Items from a figure collection:
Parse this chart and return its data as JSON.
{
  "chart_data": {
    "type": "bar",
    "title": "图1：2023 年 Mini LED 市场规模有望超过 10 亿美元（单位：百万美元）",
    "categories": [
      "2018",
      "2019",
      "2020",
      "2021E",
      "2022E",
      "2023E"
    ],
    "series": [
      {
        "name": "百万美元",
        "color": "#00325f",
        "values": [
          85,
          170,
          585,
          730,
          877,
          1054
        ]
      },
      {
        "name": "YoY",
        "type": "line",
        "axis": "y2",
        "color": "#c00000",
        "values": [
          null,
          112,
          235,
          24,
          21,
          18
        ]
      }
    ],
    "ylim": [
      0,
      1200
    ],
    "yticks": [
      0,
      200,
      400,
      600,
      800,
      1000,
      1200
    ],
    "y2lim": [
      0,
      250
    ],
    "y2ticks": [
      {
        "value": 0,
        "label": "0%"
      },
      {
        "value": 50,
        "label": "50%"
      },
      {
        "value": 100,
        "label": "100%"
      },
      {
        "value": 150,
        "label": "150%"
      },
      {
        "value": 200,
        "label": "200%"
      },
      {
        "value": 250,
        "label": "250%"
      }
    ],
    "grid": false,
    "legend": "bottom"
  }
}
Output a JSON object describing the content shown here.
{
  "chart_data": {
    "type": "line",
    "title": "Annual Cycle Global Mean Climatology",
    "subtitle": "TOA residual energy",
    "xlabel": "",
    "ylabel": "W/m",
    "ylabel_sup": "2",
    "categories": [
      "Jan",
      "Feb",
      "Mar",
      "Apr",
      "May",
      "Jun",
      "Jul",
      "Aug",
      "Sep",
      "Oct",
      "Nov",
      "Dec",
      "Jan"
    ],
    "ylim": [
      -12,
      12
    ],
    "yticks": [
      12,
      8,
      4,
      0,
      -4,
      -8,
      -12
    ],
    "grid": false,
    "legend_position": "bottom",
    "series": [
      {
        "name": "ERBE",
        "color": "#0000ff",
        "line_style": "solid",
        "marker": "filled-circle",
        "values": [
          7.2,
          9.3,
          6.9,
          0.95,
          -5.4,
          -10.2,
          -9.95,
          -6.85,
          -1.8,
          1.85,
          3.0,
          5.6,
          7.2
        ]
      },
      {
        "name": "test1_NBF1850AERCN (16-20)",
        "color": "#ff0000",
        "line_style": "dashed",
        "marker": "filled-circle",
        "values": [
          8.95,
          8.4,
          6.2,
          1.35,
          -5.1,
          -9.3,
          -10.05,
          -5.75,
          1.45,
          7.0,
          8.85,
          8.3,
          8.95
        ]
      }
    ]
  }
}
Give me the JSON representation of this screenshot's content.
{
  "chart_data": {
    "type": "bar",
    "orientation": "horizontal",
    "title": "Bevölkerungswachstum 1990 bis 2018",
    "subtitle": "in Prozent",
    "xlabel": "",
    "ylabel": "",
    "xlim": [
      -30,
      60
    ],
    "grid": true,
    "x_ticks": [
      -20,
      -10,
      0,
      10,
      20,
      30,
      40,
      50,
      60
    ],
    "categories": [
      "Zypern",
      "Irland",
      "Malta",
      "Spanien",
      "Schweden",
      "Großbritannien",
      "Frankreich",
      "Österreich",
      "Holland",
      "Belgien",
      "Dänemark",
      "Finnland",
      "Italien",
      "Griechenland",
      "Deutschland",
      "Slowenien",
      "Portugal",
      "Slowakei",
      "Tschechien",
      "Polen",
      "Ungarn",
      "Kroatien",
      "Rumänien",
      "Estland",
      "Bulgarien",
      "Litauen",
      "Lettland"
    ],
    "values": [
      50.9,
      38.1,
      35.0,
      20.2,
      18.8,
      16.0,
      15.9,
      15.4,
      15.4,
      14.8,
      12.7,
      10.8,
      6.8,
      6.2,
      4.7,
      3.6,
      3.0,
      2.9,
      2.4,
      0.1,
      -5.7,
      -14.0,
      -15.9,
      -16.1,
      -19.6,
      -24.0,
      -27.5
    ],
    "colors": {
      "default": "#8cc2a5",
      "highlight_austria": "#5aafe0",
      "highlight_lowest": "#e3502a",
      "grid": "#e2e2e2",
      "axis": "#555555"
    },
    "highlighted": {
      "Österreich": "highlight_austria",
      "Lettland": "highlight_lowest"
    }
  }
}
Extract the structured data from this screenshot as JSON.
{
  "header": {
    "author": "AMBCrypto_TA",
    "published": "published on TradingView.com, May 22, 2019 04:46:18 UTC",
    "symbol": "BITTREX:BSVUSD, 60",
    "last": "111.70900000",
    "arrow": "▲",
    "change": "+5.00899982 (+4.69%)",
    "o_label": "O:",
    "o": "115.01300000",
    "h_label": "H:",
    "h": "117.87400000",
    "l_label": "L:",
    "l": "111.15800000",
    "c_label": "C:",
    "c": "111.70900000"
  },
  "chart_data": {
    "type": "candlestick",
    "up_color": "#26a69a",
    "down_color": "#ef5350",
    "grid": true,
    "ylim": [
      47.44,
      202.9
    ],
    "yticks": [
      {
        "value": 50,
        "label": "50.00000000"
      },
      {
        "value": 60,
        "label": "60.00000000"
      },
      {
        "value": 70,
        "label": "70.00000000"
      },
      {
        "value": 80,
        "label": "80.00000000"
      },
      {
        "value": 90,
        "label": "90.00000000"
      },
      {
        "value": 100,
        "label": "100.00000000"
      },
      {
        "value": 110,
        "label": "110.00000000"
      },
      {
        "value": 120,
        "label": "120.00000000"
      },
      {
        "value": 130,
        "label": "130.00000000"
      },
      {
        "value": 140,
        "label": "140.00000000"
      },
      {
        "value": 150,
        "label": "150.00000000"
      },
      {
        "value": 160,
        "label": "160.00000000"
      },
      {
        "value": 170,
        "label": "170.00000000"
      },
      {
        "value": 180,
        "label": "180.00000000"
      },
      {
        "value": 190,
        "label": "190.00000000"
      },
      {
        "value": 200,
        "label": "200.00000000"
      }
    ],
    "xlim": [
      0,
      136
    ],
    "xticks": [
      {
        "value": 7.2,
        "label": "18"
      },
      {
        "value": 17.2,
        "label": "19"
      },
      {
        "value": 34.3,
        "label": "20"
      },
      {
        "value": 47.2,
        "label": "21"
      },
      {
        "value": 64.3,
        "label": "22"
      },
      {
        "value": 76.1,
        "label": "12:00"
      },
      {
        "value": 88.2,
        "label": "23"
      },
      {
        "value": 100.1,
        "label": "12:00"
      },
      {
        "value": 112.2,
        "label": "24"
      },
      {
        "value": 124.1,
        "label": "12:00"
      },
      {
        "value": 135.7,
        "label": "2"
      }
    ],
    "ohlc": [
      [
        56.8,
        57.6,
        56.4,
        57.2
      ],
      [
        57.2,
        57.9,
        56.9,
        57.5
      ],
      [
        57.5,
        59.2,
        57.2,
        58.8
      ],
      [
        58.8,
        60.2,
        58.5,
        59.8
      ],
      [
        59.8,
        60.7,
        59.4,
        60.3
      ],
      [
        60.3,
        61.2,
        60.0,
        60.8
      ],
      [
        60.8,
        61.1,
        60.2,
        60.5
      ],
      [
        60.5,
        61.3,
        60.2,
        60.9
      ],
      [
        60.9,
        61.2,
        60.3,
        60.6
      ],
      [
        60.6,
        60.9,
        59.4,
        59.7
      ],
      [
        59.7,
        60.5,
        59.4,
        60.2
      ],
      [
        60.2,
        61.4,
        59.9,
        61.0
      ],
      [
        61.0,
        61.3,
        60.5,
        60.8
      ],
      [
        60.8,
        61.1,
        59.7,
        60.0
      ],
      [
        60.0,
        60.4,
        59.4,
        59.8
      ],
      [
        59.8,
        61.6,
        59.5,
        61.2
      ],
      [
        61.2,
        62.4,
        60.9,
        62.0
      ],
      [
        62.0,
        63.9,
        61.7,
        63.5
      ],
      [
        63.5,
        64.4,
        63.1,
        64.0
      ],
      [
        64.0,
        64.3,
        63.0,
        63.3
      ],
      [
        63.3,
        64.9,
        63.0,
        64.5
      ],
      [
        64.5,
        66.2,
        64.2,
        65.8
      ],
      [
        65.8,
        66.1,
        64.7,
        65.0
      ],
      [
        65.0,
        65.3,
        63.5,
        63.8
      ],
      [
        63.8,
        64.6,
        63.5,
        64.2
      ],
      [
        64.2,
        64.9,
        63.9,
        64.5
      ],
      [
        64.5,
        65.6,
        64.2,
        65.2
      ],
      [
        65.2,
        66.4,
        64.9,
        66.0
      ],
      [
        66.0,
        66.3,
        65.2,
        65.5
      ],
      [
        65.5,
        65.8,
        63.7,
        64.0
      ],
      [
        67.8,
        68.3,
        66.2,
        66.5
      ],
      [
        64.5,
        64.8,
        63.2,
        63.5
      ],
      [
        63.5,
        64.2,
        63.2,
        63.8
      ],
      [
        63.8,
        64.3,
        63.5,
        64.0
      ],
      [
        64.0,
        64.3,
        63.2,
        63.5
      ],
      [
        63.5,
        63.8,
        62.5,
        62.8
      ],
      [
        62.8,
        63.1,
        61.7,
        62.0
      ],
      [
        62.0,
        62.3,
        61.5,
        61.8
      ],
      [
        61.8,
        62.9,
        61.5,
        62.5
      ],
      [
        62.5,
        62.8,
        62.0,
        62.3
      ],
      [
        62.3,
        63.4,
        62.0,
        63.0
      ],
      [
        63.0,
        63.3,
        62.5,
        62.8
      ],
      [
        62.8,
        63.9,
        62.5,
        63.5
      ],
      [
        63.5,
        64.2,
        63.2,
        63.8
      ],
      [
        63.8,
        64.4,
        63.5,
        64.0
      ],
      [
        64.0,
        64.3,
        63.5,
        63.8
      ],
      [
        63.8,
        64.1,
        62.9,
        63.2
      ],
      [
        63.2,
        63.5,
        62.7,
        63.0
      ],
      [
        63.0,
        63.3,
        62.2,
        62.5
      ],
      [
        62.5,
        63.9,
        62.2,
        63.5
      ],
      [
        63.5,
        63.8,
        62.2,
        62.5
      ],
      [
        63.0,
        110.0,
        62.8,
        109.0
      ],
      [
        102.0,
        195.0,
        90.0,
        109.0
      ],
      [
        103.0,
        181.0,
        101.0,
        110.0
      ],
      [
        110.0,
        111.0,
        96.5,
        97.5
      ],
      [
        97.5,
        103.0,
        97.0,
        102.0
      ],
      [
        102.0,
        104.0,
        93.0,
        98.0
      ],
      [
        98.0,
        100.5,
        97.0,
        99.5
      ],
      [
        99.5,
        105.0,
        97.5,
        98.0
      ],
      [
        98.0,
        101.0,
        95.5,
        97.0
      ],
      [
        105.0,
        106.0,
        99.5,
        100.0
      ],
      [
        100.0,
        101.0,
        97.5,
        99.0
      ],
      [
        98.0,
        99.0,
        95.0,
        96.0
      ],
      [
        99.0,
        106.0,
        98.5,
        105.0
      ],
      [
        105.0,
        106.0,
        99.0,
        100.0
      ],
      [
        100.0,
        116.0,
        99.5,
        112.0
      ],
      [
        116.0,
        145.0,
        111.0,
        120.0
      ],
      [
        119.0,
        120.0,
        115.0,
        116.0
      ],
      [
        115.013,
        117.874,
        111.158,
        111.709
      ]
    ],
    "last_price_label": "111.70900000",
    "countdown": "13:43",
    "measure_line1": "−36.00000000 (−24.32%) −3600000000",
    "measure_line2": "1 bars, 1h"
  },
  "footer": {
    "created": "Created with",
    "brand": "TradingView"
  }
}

Exercise details:
Tell how many lines in the material above include the word "Lettland", giving the number only.

Result of this task:
2